Dradique version 2.0

Dradique version 2.0 is a digital synthesizer heavily based on the Casio CZ series of synthesizers.

The entire synth engine runs on an Arduino Due, making extensive use of the Thumb2 instruction set as well as the ARM processor's 32-bit-ness :)

Demo video can be watched here.

The Arduino project files can be downloaded here.
I advice you to have a look at the project files first so you can get a general idea of the structure.
Keep in mind that I haven't done much polishing yet, so it may be a bit messy still.

The Software

The digital audio is generated through Direct Digital Synthesis (DDS) using 512-value, 10-bit wavetables (-512 to 512).
The core DSP is in mono, the FX is in stereo. This saves a lot of processing and sounds just fine.

I've tried to keep the actual DSP code as simple as possible and the Due seems to not break a sweat at 10-note polyphony, so I can probably push it a lot more still. If you are experimenting with my code feel free to try this out yourself :)

The Casio CZ synths have a couple of oddities that I've implemented in Dradique to get that CZ vibe, though I did add my own flavouring to the recipe.

the Phase Distortion
Instead of modulating the phase such as in FM, PD distorts the phase and thus distorts the shape of the waveform. There are already a lot of cool websites explaining this, so use Google if you want to know the details on how this works exactly.
Here's an image from the Electric Druid website that illustrates this:

Casio mainly used a sine and cosine waveform, you can see the effect on a sine in the picture, but I've also allowed other waveforms to be selected for more different sounds. These include triangle, sawtooth and square waves.

the DCO
Dradique technically has 20 oscillators, however I made each DCO in a way so that it can generate 2 phase distorted waveforms by combining both the two carrier and two modulator wavetables into two wavetables twice the size and then iterating with a single counter.
The reason I did this is because of one of the oddities that the Casio CZ synths have: when layering two DCO's the signals are actually not mixed together, which is the usual way of doing it.
Rather, the each DCO plays it's cycle one after the other. I.e. first one cycle of DCO 1 plays, then one cycle of DCO 2 plays, then DCO 1 again etc... This creates an interesting sub-octave effect when certain waveforms are combined.
Dradique just does this all the time, allowing for easy realtime mixing of waveforms to create all sorts of vibes, while limiting the actual calculations needed by combining two DCO's into one.
The Dual mode in Dradique actually layers two DCO's normally, mixing their signals together and tuning the second DCO down one octave.

The resonance in the CZ synths has nothing to do with phase distortion at all. It's nothing more but a sine wave at a frequency relative to the DCW "cutoff" frequency, hard-synced to the DCO. This sine wave is amplitude modulated by the inverse of the oscillator's phase. This is called using a 'window function'. This also means you can use a waveform as the window function, thus creating various resonant waveforms. In Dradique I just used the phase as the window function since that sounded really nice.
****************
Write the next part of the Dradique synthesizer text, picking up after its last sentence.

Item position listing:
****************
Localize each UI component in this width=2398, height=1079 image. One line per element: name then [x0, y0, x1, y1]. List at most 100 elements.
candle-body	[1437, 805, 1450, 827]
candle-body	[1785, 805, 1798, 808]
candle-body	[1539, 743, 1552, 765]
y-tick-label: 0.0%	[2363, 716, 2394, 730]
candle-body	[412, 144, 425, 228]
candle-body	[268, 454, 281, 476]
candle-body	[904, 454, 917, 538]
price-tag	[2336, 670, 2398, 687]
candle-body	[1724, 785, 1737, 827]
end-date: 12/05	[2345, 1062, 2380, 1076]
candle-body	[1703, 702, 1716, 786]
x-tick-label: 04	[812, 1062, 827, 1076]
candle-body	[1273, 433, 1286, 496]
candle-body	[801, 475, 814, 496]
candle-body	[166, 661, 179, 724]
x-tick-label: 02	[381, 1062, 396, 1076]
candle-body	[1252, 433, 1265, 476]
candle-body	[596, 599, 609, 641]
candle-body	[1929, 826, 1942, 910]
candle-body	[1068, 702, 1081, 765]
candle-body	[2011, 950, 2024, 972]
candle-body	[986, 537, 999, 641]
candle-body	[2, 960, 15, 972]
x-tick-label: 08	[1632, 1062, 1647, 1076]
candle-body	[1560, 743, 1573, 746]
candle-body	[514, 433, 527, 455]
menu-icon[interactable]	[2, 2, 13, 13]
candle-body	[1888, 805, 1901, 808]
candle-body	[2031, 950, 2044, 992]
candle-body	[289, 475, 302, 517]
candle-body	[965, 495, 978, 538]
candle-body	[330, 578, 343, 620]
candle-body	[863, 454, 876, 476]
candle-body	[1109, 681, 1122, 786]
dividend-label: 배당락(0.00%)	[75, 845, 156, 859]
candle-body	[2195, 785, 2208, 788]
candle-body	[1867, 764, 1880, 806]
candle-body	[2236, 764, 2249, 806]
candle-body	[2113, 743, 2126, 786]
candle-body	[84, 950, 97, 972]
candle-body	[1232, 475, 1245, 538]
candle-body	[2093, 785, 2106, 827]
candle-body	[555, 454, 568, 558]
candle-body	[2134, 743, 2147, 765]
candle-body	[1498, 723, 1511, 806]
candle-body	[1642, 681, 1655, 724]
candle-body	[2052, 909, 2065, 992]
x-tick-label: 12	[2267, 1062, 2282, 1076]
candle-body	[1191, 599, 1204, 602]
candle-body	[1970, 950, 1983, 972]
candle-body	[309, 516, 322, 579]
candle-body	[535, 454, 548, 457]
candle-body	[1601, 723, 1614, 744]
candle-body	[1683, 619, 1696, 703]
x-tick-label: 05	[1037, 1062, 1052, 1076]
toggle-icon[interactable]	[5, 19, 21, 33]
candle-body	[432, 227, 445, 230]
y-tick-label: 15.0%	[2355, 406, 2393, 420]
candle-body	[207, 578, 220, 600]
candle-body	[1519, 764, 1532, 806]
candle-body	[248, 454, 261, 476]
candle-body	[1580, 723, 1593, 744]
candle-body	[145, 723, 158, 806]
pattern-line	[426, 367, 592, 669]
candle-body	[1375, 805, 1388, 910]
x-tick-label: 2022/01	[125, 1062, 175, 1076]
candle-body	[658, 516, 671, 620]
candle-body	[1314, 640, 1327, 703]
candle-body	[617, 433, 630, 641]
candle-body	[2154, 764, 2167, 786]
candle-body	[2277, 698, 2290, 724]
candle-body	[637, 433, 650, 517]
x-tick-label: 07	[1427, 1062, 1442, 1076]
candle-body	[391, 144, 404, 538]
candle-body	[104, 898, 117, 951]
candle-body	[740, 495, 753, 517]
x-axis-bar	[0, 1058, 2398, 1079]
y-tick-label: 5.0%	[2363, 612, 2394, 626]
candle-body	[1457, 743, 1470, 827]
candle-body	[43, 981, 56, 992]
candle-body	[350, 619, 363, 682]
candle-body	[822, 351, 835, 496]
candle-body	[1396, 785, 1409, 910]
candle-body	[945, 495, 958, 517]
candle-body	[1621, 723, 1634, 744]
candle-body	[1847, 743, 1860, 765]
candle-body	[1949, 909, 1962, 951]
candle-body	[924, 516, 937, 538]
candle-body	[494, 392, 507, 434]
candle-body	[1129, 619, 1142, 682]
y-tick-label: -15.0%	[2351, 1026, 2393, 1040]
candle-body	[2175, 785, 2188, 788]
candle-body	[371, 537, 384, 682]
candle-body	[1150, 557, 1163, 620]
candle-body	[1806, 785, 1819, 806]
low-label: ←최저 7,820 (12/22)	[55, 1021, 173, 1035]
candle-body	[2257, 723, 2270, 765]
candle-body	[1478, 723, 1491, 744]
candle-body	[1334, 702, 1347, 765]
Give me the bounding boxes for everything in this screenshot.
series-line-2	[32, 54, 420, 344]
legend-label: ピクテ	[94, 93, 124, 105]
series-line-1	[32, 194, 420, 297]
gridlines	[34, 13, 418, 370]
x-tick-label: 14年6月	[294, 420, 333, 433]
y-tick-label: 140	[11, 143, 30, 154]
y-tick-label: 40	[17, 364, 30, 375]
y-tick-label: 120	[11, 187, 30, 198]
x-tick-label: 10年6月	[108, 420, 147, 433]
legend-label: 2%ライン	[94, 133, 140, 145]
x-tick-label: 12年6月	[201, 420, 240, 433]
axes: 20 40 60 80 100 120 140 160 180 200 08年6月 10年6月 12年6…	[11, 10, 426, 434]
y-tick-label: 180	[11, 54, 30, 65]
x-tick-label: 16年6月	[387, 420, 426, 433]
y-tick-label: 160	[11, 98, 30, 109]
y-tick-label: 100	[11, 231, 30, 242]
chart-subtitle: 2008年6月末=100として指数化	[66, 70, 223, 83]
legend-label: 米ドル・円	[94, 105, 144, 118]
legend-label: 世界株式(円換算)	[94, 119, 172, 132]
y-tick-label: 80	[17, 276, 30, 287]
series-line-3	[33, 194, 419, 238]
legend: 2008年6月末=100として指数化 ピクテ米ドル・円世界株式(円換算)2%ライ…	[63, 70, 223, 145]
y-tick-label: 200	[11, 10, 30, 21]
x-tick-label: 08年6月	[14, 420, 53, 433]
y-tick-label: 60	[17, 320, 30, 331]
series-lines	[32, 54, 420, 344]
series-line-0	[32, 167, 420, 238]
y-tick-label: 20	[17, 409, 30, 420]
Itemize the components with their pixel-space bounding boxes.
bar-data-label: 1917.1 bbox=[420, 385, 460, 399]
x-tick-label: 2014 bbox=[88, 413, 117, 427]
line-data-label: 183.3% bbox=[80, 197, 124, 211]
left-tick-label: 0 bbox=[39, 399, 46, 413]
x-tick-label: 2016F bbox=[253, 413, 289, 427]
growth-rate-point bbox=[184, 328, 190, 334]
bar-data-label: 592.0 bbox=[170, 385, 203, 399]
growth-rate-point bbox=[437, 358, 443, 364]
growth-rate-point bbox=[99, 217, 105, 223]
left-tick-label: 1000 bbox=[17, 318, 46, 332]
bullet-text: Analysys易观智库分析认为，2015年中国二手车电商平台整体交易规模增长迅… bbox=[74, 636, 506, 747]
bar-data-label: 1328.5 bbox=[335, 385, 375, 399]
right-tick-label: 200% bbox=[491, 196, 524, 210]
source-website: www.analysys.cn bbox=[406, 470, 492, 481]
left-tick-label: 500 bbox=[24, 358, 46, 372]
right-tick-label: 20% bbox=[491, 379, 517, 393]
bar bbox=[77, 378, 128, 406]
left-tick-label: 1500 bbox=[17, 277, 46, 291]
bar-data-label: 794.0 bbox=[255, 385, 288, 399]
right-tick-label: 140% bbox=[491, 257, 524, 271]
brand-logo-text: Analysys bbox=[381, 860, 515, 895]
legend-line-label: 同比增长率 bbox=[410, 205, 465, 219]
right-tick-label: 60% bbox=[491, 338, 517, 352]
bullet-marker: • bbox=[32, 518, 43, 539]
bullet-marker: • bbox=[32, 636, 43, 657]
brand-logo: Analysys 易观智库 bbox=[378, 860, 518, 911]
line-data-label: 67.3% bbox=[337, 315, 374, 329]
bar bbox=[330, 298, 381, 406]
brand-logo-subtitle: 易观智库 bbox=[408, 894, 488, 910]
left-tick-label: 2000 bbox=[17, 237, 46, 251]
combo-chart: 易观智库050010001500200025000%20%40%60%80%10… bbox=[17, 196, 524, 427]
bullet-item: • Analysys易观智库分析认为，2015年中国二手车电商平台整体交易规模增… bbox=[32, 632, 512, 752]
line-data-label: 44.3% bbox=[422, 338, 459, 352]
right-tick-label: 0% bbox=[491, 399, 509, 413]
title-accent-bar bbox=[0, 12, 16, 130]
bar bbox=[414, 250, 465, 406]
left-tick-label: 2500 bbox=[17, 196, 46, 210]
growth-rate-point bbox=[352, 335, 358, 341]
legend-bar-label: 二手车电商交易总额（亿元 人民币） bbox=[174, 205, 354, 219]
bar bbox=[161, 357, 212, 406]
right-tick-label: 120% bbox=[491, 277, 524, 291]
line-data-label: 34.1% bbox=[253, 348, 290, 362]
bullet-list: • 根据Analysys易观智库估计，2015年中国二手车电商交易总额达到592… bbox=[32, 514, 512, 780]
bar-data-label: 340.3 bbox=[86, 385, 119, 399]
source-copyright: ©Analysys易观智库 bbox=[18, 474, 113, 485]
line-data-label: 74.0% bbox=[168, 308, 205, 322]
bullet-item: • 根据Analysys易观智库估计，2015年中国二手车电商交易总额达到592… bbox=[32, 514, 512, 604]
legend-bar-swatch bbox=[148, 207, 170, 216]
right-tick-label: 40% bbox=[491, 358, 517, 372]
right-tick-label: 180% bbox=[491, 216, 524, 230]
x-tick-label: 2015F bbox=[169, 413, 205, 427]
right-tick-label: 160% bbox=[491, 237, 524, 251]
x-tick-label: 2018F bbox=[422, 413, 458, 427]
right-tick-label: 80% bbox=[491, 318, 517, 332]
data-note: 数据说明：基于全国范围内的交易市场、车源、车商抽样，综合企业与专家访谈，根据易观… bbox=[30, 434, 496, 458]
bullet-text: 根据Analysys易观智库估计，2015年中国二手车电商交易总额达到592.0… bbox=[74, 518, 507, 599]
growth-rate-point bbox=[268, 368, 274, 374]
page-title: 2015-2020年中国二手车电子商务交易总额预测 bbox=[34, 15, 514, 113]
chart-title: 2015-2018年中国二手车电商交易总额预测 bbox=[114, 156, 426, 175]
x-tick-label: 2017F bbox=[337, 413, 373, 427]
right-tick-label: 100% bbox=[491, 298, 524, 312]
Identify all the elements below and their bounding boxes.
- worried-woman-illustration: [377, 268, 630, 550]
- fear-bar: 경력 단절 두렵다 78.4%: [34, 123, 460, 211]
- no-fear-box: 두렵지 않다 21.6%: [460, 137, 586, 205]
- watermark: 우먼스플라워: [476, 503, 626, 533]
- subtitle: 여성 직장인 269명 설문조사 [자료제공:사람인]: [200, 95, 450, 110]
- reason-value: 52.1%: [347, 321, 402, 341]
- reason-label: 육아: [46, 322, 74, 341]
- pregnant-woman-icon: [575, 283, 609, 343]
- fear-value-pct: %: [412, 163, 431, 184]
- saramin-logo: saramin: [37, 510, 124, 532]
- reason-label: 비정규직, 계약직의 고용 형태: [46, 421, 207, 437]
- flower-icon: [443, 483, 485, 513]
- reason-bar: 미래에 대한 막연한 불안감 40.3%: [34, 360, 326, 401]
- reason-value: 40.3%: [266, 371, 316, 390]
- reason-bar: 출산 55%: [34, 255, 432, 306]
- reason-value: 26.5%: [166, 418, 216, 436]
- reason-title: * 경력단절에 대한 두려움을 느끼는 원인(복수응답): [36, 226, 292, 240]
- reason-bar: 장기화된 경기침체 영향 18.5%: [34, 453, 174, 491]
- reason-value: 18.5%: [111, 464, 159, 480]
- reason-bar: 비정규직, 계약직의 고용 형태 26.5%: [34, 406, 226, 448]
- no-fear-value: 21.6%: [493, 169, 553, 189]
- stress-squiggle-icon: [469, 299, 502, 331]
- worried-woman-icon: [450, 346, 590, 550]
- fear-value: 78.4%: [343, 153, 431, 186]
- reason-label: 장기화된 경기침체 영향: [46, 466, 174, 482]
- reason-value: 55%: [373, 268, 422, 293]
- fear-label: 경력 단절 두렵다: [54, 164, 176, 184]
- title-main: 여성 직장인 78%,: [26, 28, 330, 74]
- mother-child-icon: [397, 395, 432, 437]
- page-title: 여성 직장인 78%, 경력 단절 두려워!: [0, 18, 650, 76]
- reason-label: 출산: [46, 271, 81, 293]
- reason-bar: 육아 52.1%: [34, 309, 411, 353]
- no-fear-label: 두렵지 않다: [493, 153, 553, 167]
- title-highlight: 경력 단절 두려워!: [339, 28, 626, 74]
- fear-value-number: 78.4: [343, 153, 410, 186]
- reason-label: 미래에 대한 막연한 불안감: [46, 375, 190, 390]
****************
Right answer.
This picture from WikiPedia illustrates the process:

(a) The base frequency counter (window function), wrapping around every period.

(b) The resonance frequency counter at a (slightly) higher frequency, being reset (or "synced") when the base counter wraps around.

(c) The resonance frequency counter used as a sine wave readout. Note the nasty sudden jump at the reset!

(d) The inverted base frequency counter (window function).

(e) Multiplying c by d. The sudden jump in c is now leveled out. It now sounds a lot like resonance :)

Here's the struct and DSP code for a single DCO:

//'oscs' is an array of structs
//here's the struct:
struct DCO
  //property values, used in main loop
  byte note;
  bool gate;
  bool env_stage;
  bool mod_stage;
  bool busy;

  int16_t envelope;
  int16_t modulation;
  int16_t resofreq;

  //processing values used in DSP code
  volatile uint16_t freq;         //phase increments
  volatile uint16_t counter;      //phase counter

  volatile uint16_t resocounter;  //CZ style resonance

  volatile int16_t waveform[1024];  //carrier waveforms * 2
  volatile int16_t modulator[1024]; //modulator waveforms * 2 (distorts phase)

  volatile int16_t mod_depth;      //modulation depth 0 - 63
  volatile int16_t env_val;        //envelope value 0 - 63

//and here's the DSP:
//increment DCO phase
oscs[0].counter += oscs[0].freq;

//create an index offset in the phase and use it in the wavetable
uint16_t index = oscs[0].counter + (oscs[0].modulator[oscs[0].counter>>6] * oscs[0].mod_depth);
int32_t result = oscs[0].waveform[index>>6] * oscs[0].env_val;

//only update the volume when the amplitude is small, this reduces zipper noise a lot
if(result < 1024 && result > -1024)
	oscs[0].env_val = oscs[0].envelope;
outvalL = result;

//resonance output, only for the second waveform, CZ style :)
//so keep the resonance phase at zero the first half. This also creates the hard sync
//that is needed for CZ style resonance
if(oscs[0].counter < 32768)
	oscs[0].resocounter = 0;
	oscs[0].resocounter += oscs[0].resofreq;
	outvalL += (tab_sine[oscs[0].resocounter>>7] * (65535-oscs[0].counter)>>9) * mod_resonance.value;
the DCW ("filter")
The DCW of an oscillator is the magnitude of distortion that is applied to the reading angle of that oscillator's selected waveform. The DCW can be modified over time using an ADSR envelope, thus changing the timbre of the sound over time. This acts much like a low pass filter cutoff hence the analog vibe of the Casio CZ synths.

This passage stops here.